[start]

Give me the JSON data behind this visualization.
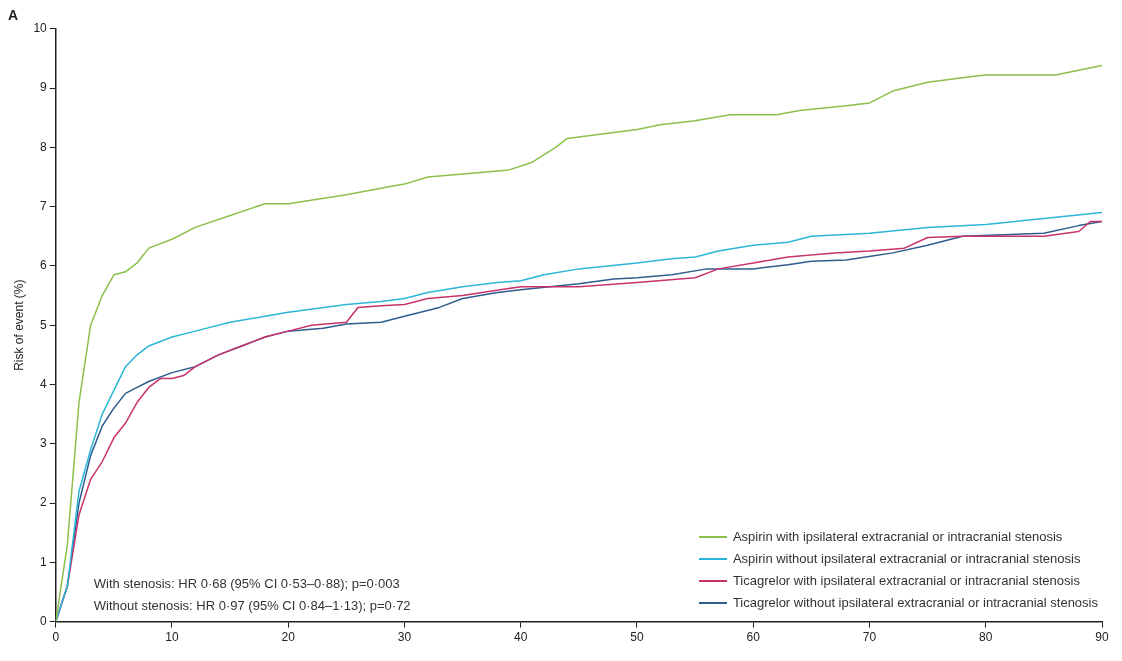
{
  "chart_data": {
    "type": "line",
    "title": "A",
    "ylabel": "Risk of event (%)",
    "xlim": [
      0,
      90
    ],
    "xticks": [
      0,
      10,
      20,
      30,
      40,
      50,
      60,
      70,
      80,
      90
    ],
    "ylim": [
      0,
      10
    ],
    "yticks": [
      0,
      1,
      2,
      3,
      4,
      5,
      6,
      7,
      8,
      9,
      10
    ],
    "grid": false,
    "legend": "bottom right",
    "marker": "none",
    "line_style": "solid",
    "annotations": [
      "With stenosis: HR 0·68 (95% CI 0·53–0·88); p=0·003",
      "Without stenosis: HR 0·97 (95% CI 0·84–1·13); p=0·72"
    ],
    "series": [
      {
        "name": "Aspirin with ipsilateral extracranial or intracranial stenosis",
        "color": "#8cc04a",
        "x": [
          0,
          1,
          2,
          3,
          4,
          5,
          6,
          7,
          8,
          10,
          12,
          15,
          18,
          20,
          25,
          29,
          30,
          32,
          35,
          39,
          41,
          43,
          44,
          46,
          50,
          52,
          55,
          58,
          62,
          64,
          68,
          70,
          72,
          75,
          77,
          79,
          80,
          86,
          88,
          90
        ],
        "values": [
          0,
          1.3,
          3.7,
          5.0,
          5.5,
          5.85,
          5.9,
          6.05,
          6.3,
          6.45,
          6.65,
          6.85,
          7.05,
          7.05,
          7.2,
          7.35,
          7.38,
          7.5,
          7.55,
          7.62,
          7.75,
          8.0,
          8.15,
          8.2,
          8.3,
          8.38,
          8.45,
          8.55,
          8.55,
          8.62,
          8.7,
          8.75,
          8.95,
          9.1,
          9.15,
          9.2,
          9.22,
          9.22,
          9.3,
          9.38
        ]
      },
      {
        "name": "Aspirin without ipsilateral extracranial or intracranial stenosis",
        "color": "#2bb5d6",
        "x": [
          0,
          1,
          2,
          3,
          4,
          5,
          6,
          7,
          8,
          10,
          12,
          15,
          18,
          20,
          25,
          28,
          30,
          32,
          35,
          38,
          40,
          42,
          45,
          50,
          53,
          55,
          57,
          60,
          63,
          65,
          70,
          75,
          80,
          85,
          90
        ],
        "values": [
          0,
          0.6,
          2.2,
          2.9,
          3.5,
          3.9,
          4.3,
          4.5,
          4.65,
          4.8,
          4.9,
          5.05,
          5.15,
          5.22,
          5.35,
          5.4,
          5.45,
          5.55,
          5.65,
          5.72,
          5.75,
          5.85,
          5.95,
          6.05,
          6.12,
          6.15,
          6.25,
          6.35,
          6.4,
          6.5,
          6.55,
          6.65,
          6.7,
          6.8,
          6.9
        ]
      },
      {
        "name": "Ticagrelor with ipsilateral extracranial or intracranial stenosis",
        "color": "#c8336a",
        "x": [
          0,
          1,
          2,
          3,
          4,
          5,
          6,
          7,
          8,
          9,
          10,
          11,
          12,
          14,
          16,
          18,
          20,
          22,
          25,
          26,
          28,
          30,
          32,
          35,
          40,
          45,
          50,
          55,
          57,
          60,
          63,
          67,
          70,
          73,
          75,
          78,
          85,
          88,
          89,
          90
        ],
        "values": [
          0,
          0.6,
          1.8,
          2.4,
          2.7,
          3.1,
          3.35,
          3.7,
          3.95,
          4.1,
          4.1,
          4.15,
          4.3,
          4.5,
          4.65,
          4.8,
          4.9,
          5.0,
          5.05,
          5.3,
          5.33,
          5.35,
          5.45,
          5.5,
          5.65,
          5.65,
          5.72,
          5.8,
          5.95,
          6.05,
          6.15,
          6.22,
          6.25,
          6.3,
          6.48,
          6.5,
          6.5,
          6.58,
          6.75,
          6.75
        ]
      },
      {
        "name": "Ticagrelor without ipsilateral extracranial or intracranial stenosis",
        "color": "#2f5d8e",
        "x": [
          0,
          1,
          2,
          3,
          4,
          5,
          6,
          7,
          8,
          10,
          12,
          14,
          16,
          18,
          20,
          23,
          25,
          28,
          30,
          33,
          35,
          38,
          40,
          45,
          48,
          50,
          53,
          56,
          60,
          63,
          65,
          68,
          72,
          75,
          78,
          85,
          88,
          90
        ],
        "values": [
          0,
          0.6,
          2.0,
          2.8,
          3.3,
          3.6,
          3.85,
          3.95,
          4.05,
          4.2,
          4.3,
          4.5,
          4.65,
          4.8,
          4.9,
          4.95,
          5.02,
          5.05,
          5.15,
          5.3,
          5.45,
          5.55,
          5.6,
          5.7,
          5.78,
          5.8,
          5.85,
          5.95,
          5.95,
          6.02,
          6.08,
          6.1,
          6.22,
          6.35,
          6.5,
          6.55,
          6.68,
          6.75
        ]
      }
    ]
  }
}
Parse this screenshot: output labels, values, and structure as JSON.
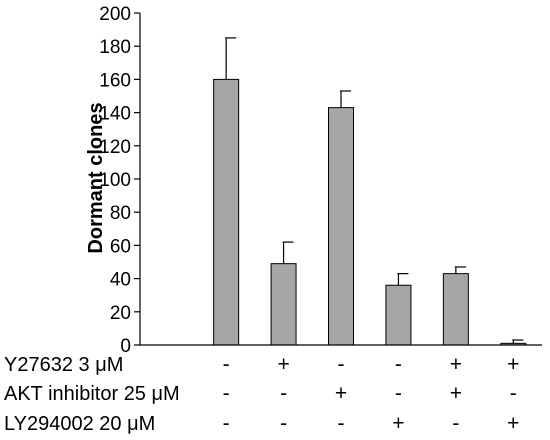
{
  "chart_data": {
    "type": "bar",
    "ylabel": "Dormant clones",
    "ylim": [
      0,
      200
    ],
    "yticks": [
      0,
      20,
      40,
      60,
      80,
      100,
      120,
      140,
      160,
      180,
      200
    ],
    "values": [
      0,
      160,
      49,
      143,
      36,
      43,
      1
    ],
    "errors": [
      0,
      25,
      13,
      10,
      7,
      4,
      2
    ],
    "bar_color": "#a6a6a6",
    "conditions": [
      {
        "label": "Y27632  3 μM",
        "marks": [
          "-",
          "-",
          "+",
          "-",
          "-",
          "+",
          "+"
        ]
      },
      {
        "label": "AKT inhibitor 25 μM",
        "marks": [
          "-",
          "-",
          "-",
          "+",
          "-",
          "+",
          "-"
        ]
      },
      {
        "label": "LY294002  20 μM",
        "marks": [
          "-",
          "-",
          "-",
          "-",
          "+",
          "-",
          "+"
        ]
      }
    ]
  }
}
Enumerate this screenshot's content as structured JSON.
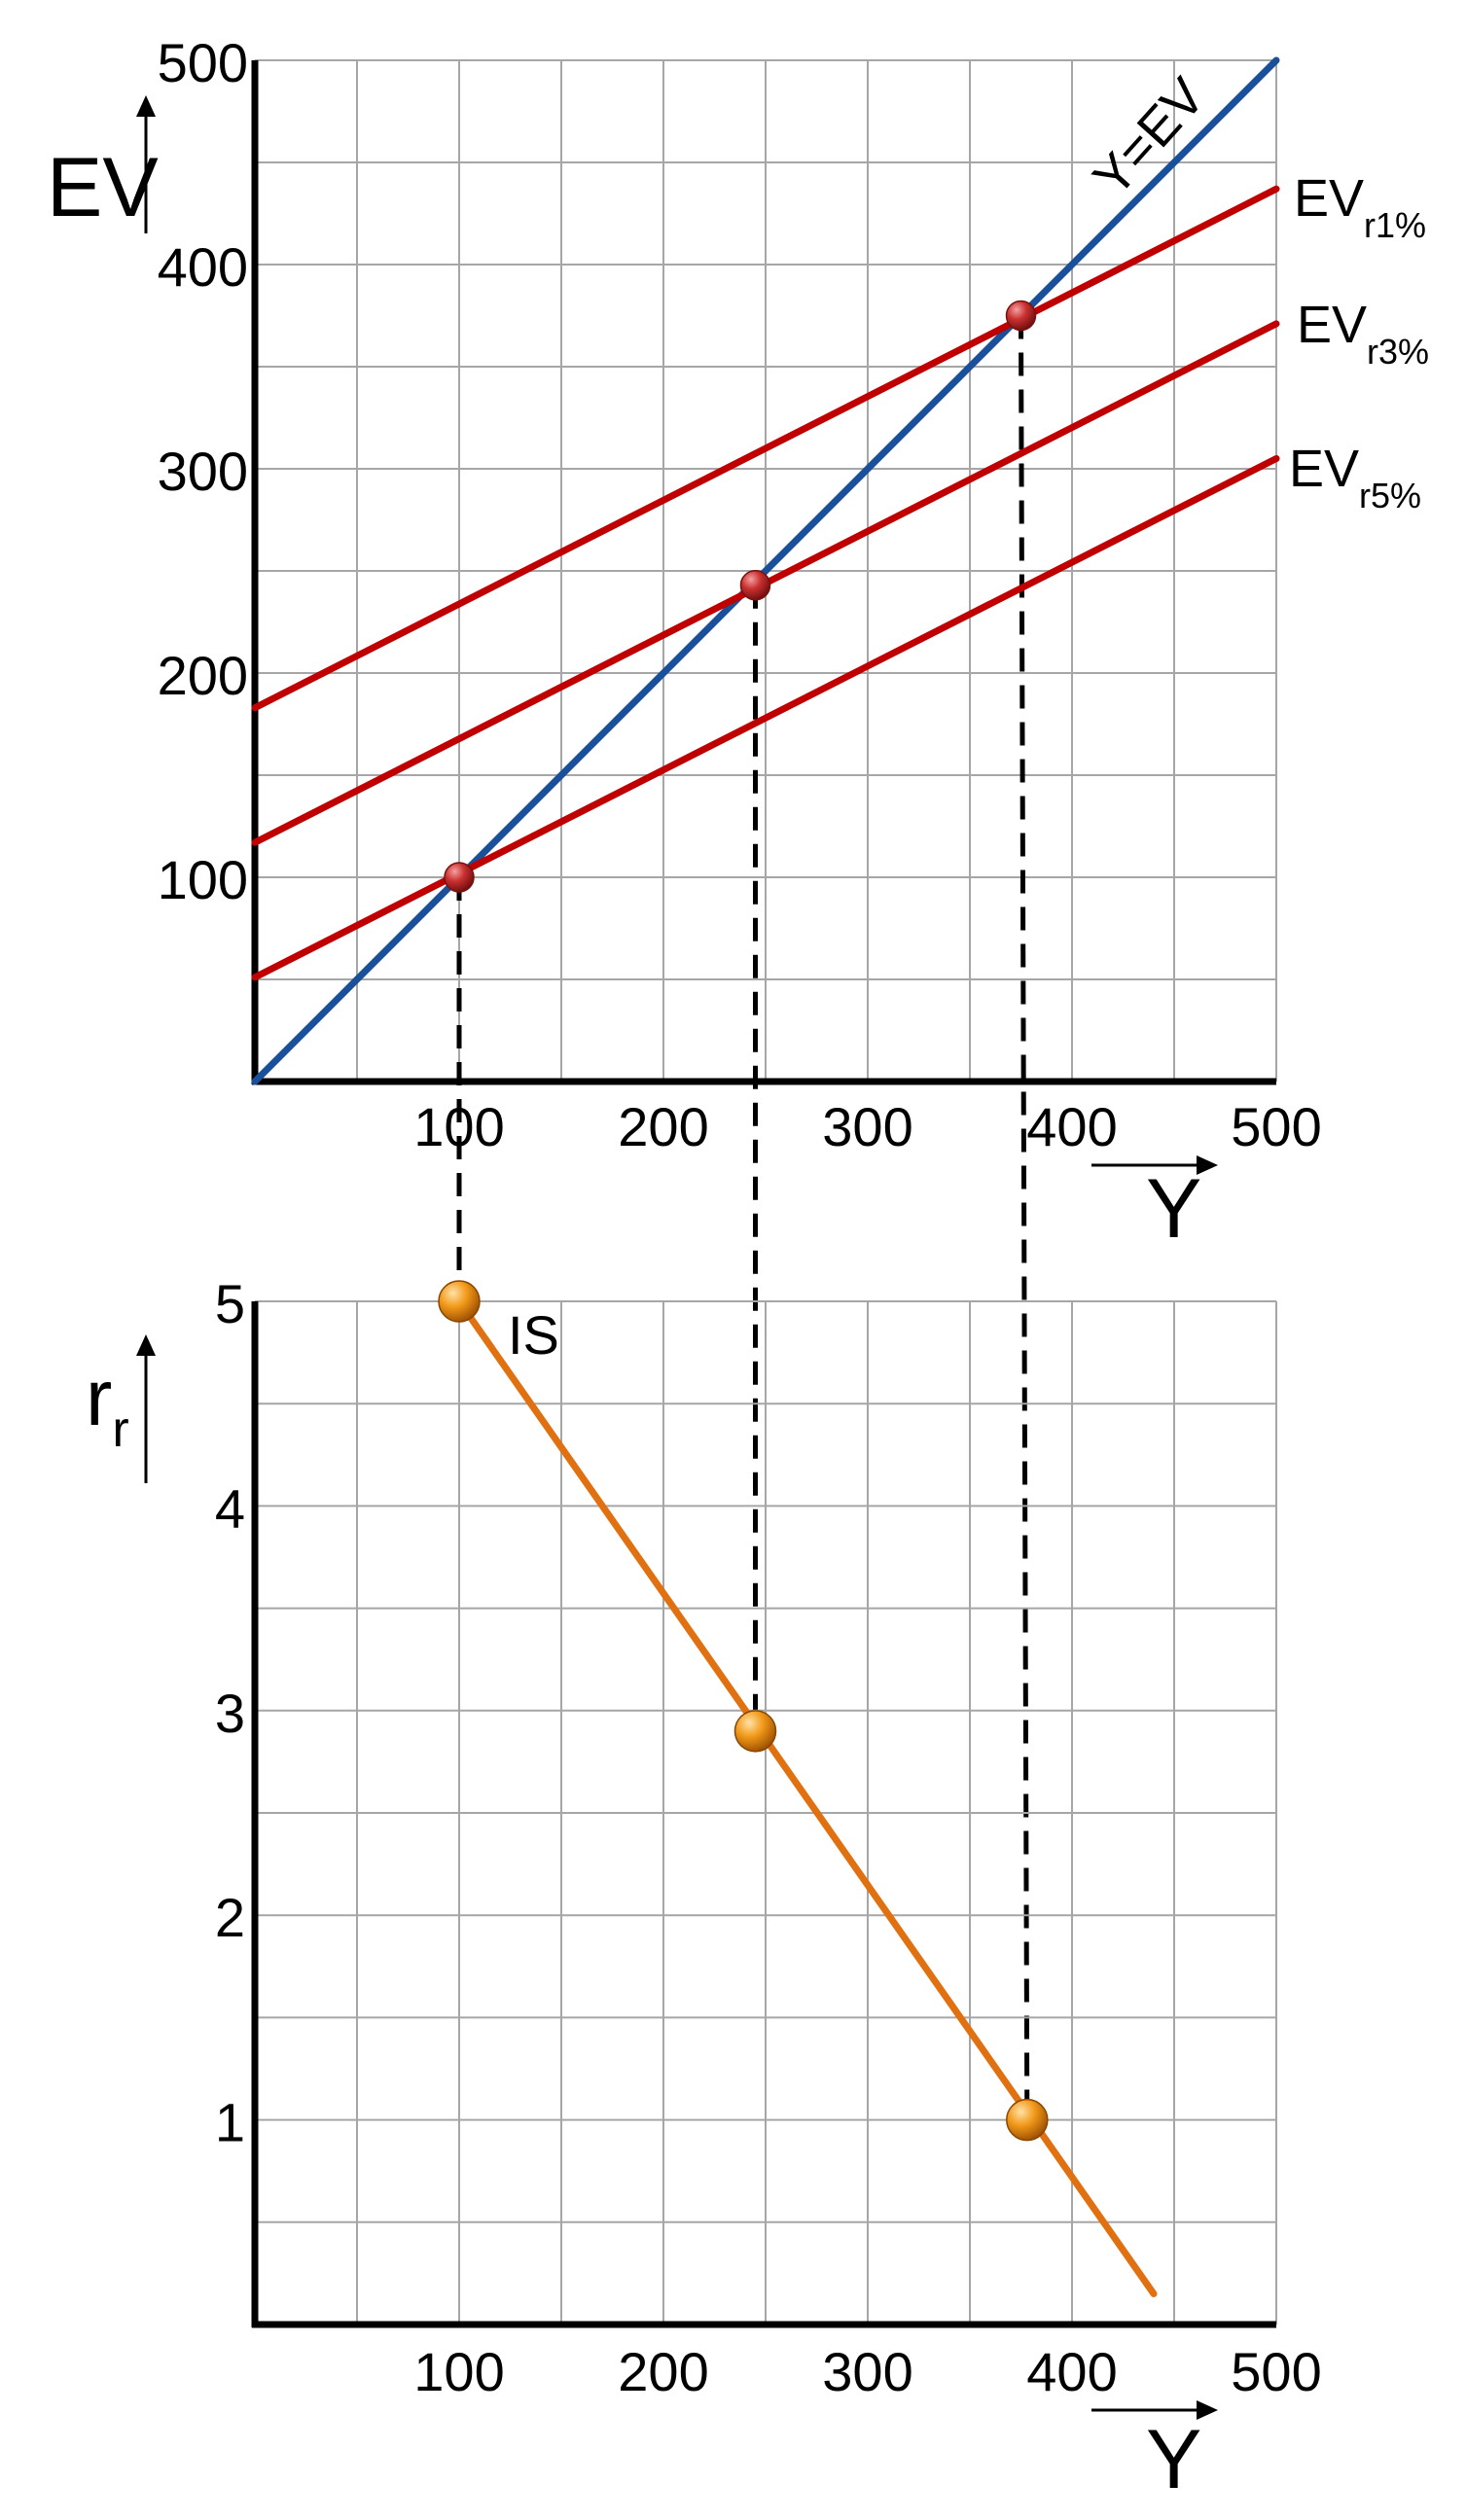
{
  "chart_data": [
    {
      "type": "line",
      "xlabel": "Y",
      "ylabel": "EV",
      "xlim": [
        0,
        500
      ],
      "ylim": [
        0,
        500
      ],
      "x_ticks": [
        100,
        200,
        300,
        400,
        500
      ],
      "y_ticks": [
        100,
        200,
        300,
        400,
        500
      ],
      "grid": true,
      "series": [
        {
          "name": "Y=EV",
          "x": [
            0,
            500
          ],
          "y": [
            0,
            500
          ],
          "color": "#1a4f9a"
        },
        {
          "name_main": "EV",
          "name_sub": "r1%",
          "x": [
            0,
            500
          ],
          "y": [
            183,
            437
          ],
          "color": "#c00000"
        },
        {
          "name_main": "EV",
          "name_sub": "r3%",
          "x": [
            0,
            500
          ],
          "y": [
            117,
            371
          ],
          "color": "#c00000"
        },
        {
          "name_main": "EV",
          "name_sub": "r5%",
          "x": [
            0,
            500
          ],
          "y": [
            51,
            305
          ],
          "color": "#c00000"
        }
      ],
      "equilibrium_points": [
        {
          "x": 100,
          "y": 100
        },
        {
          "x": 245,
          "y": 243
        },
        {
          "x": 375,
          "y": 375
        }
      ]
    },
    {
      "type": "line",
      "xlabel": "Y",
      "ylabel_main": "r",
      "ylabel_sub": "r",
      "xlim": [
        0,
        500
      ],
      "ylim": [
        0,
        5
      ],
      "x_ticks": [
        100,
        200,
        300,
        400,
        500
      ],
      "y_ticks": [
        1,
        2,
        3,
        4,
        5
      ],
      "grid": true,
      "series": [
        {
          "name": "IS",
          "x": [
            100,
            440
          ],
          "y": [
            5,
            0.15
          ],
          "color": "#e07010"
        }
      ],
      "points": [
        {
          "x": 100,
          "y": 5
        },
        {
          "x": 245,
          "y": 2.9
        },
        {
          "x": 378,
          "y": 1
        }
      ]
    }
  ]
}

[end]

Reproduce the data verbatim. Do not carry any picture into the copy.

Give me the JSON data behind this visualization.
{
  "chart_data": {
    "type": "line",
    "title": "A",
    "ylabel": "Risk of event (%)",
    "xlim": [
      0,
      90
    ],
    "xticks": [
      0,
      10,
      20,
      30,
      40,
      50,
      60,
      70,
      80,
      90
    ],
    "ylim": [
      0,
      10
    ],
    "yticks": [
      0,
      1,
      2,
      3,
      4,
      5,
      6,
      7,
      8,
      9,
      10
    ],
    "grid": false,
    "legend": "bottom right",
    "marker": "none",
    "line_style": "solid",
    "annotations": [
      "With stenosis: HR 0·68 (95% CI 0·53–0·88); p=0·003",
      "Without stenosis: HR 0·97 (95% CI 0·84–1·13); p=0·72"
    ],
    "series": [
      {
        "name": "Aspirin with ipsilateral extracranial or intracranial stenosis",
        "color": "#8cc04a",
        "x": [
          0,
          1,
          2,
          3,
          4,
          5,
          6,
          7,
          8,
          10,
          12,
          15,
          18,
          20,
          25,
          29,
          30,
          32,
          35,
          39,
          41,
          43,
          44,
          46,
          50,
          52,
          55,
          58,
          62,
          64,
          68,
          70,
          72,
          75,
          77,
          79,
          80,
          86,
          88,
          90
        ],
        "values": [
          0,
          1.3,
          3.7,
          5.0,
          5.5,
          5.85,
          5.9,
          6.05,
          6.3,
          6.45,
          6.65,
          6.85,
          7.05,
          7.05,
          7.2,
          7.35,
          7.38,
          7.5,
          7.55,
          7.62,
          7.75,
          8.0,
          8.15,
          8.2,
          8.3,
          8.38,
          8.45,
          8.55,
          8.55,
          8.62,
          8.7,
          8.75,
          8.95,
          9.1,
          9.15,
          9.2,
          9.22,
          9.22,
          9.3,
          9.38
        ]
      },
      {
        "name": "Aspirin without ipsilateral extracranial or intracranial stenosis",
        "color": "#2bb5d6",
        "x": [
          0,
          1,
          2,
          3,
          4,
          5,
          6,
          7,
          8,
          10,
          12,
          15,
          18,
          20,
          25,
          28,
          30,
          32,
          35,
          38,
          40,
          42,
          45,
          50,
          53,
          55,
          57,
          60,
          63,
          65,
          70,
          75,
          80,
          85,
          90
        ],
        "values": [
          0,
          0.6,
          2.2,
          2.9,
          3.5,
          3.9,
          4.3,
          4.5,
          4.65,
          4.8,
          4.9,
          5.05,
          5.15,
          5.22,
          5.35,
          5.4,
          5.45,
          5.55,
          5.65,
          5.72,
          5.75,
          5.85,
          5.95,
          6.05,
          6.12,
          6.15,
          6.25,
          6.35,
          6.4,
          6.5,
          6.55,
          6.65,
          6.7,
          6.8,
          6.9
        ]
      },
      {
        "name": "Ticagrelor with ipsilateral extracranial or intracranial stenosis",
        "color": "#c8336a",
        "x": [
          0,
          1,
          2,
          3,
          4,
          5,
          6,
          7,
          8,
          9,
          10,
          11,
          12,
          14,
          16,
          18,
          20,
          22,
          25,
          26,
          28,
          30,
          32,
          35,
          40,
          45,
          50,
          55,
          57,
          60,
          63,
          67,
          70,
          73,
          75,
          78,
          85,
          88,
          89,
          90
        ],
        "values": [
          0,
          0.6,
          1.8,
          2.4,
          2.7,
          3.1,
          3.35,
          3.7,
          3.95,
          4.1,
          4.1,
          4.15,
          4.3,
          4.5,
          4.65,
          4.8,
          4.9,
          5.0,
          5.05,
          5.3,
          5.33,
          5.35,
          5.45,
          5.5,
          5.65,
          5.65,
          5.72,
          5.8,
          5.95,
          6.05,
          6.15,
          6.22,
          6.25,
          6.3,
          6.48,
          6.5,
          6.5,
          6.58,
          6.75,
          6.75
        ]
      },
      {
        "name": "Ticagrelor without ipsilateral extracranial or intracranial stenosis",
        "color": "#2f5d8e",
        "x": [
          0,
          1,
          2,
          3,
          4,
          5,
          6,
          7,
          8,
          10,
          12,
          14,
          16,
          18,
          20,
          23,
          25,
          28,
          30,
          33,
          35,
          38,
          40,
          45,
          48,
          50,
          53,
          56,
          60,
          63,
          65,
          68,
          72,
          75,
          78,
          85,
          88,
          90
        ],
        "values": [
          0,
          0.6,
          2.0,
          2.8,
          3.3,
          3.6,
          3.85,
          3.95,
          4.05,
          4.2,
          4.3,
          4.5,
          4.65,
          4.8,
          4.9,
          4.95,
          5.02,
          5.05,
          5.15,
          5.3,
          5.45,
          5.55,
          5.6,
          5.7,
          5.78,
          5.8,
          5.85,
          5.95,
          5.95,
          6.02,
          6.08,
          6.1,
          6.22,
          6.35,
          6.5,
          6.55,
          6.68,
          6.75
        ]
      }
    ]
  }
}
Parse this screenshot: output labels, values, and structure as JSON.
{
  "chart_data": {
    "type": "bar",
    "ylabel": "Dormant clones",
    "ylim": [
      0,
      200
    ],
    "yticks": [
      0,
      20,
      40,
      60,
      80,
      100,
      120,
      140,
      160,
      180,
      200
    ],
    "values": [
      0,
      160,
      49,
      143,
      36,
      43,
      1
    ],
    "errors": [
      0,
      25,
      13,
      10,
      7,
      4,
      2
    ],
    "bar_color": "#a6a6a6",
    "conditions": [
      {
        "label": "Y27632  3 μM",
        "marks": [
          "-",
          "-",
          "+",
          "-",
          "-",
          "+",
          "+"
        ]
      },
      {
        "label": "AKT inhibitor 25 μM",
        "marks": [
          "-",
          "-",
          "-",
          "+",
          "-",
          "+",
          "-"
        ]
      },
      {
        "label": "LY294002  20 μM",
        "marks": [
          "-",
          "-",
          "-",
          "-",
          "+",
          "-",
          "+"
        ]
      }
    ]
  }
}
Enumerate this screenshot's content as structured JSON.
{
  "chart_data": [
    {
      "type": "line",
      "xlabel": "Y",
      "ylabel": "EV",
      "xlim": [
        0,
        500
      ],
      "ylim": [
        0,
        500
      ],
      "x_ticks": [
        100,
        200,
        300,
        400,
        500
      ],
      "y_ticks": [
        100,
        200,
        300,
        400,
        500
      ],
      "grid": true,
      "series": [
        {
          "name": "Y=EV",
          "x": [
            0,
            500
          ],
          "y": [
            0,
            500
          ],
          "color": "#1a4f9a"
        },
        {
          "name_main": "EV",
          "name_sub": "r1%",
          "x": [
            0,
            500
          ],
          "y": [
            183,
            437
          ],
          "color": "#c00000"
        },
        {
          "name_main": "EV",
          "name_sub": "r3%",
          "x": [
            0,
            500
          ],
          "y": [
            117,
            371
          ],
          "color": "#c00000"
        },
        {
          "name_main": "EV",
          "name_sub": "r5%",
          "x": [
            0,
            500
          ],
          "y": [
            51,
            305
          ],
          "color": "#c00000"
        }
      ],
      "equilibrium_points": [
        {
          "x": 100,
          "y": 100
        },
        {
          "x": 245,
          "y": 243
        },
        {
          "x": 375,
          "y": 375
        }
      ]
    },
    {
      "type": "line",
      "xlabel": "Y",
      "ylabel_main": "r",
      "ylabel_sub": "r",
      "xlim": [
        0,
        500
      ],
      "ylim": [
        0,
        5
      ],
      "x_ticks": [
        100,
        200,
        300,
        400,
        500
      ],
      "y_ticks": [
        1,
        2,
        3,
        4,
        5
      ],
      "grid": true,
      "series": [
        {
          "name": "IS",
          "x": [
            100,
            440
          ],
          "y": [
            5,
            0.15
          ],
          "color": "#e07010"
        }
      ],
      "points": [
        {
          "x": 100,
          "y": 5
        },
        {
          "x": 245,
          "y": 2.9
        },
        {
          "x": 378,
          "y": 1
        }
      ]
    }
  ]
}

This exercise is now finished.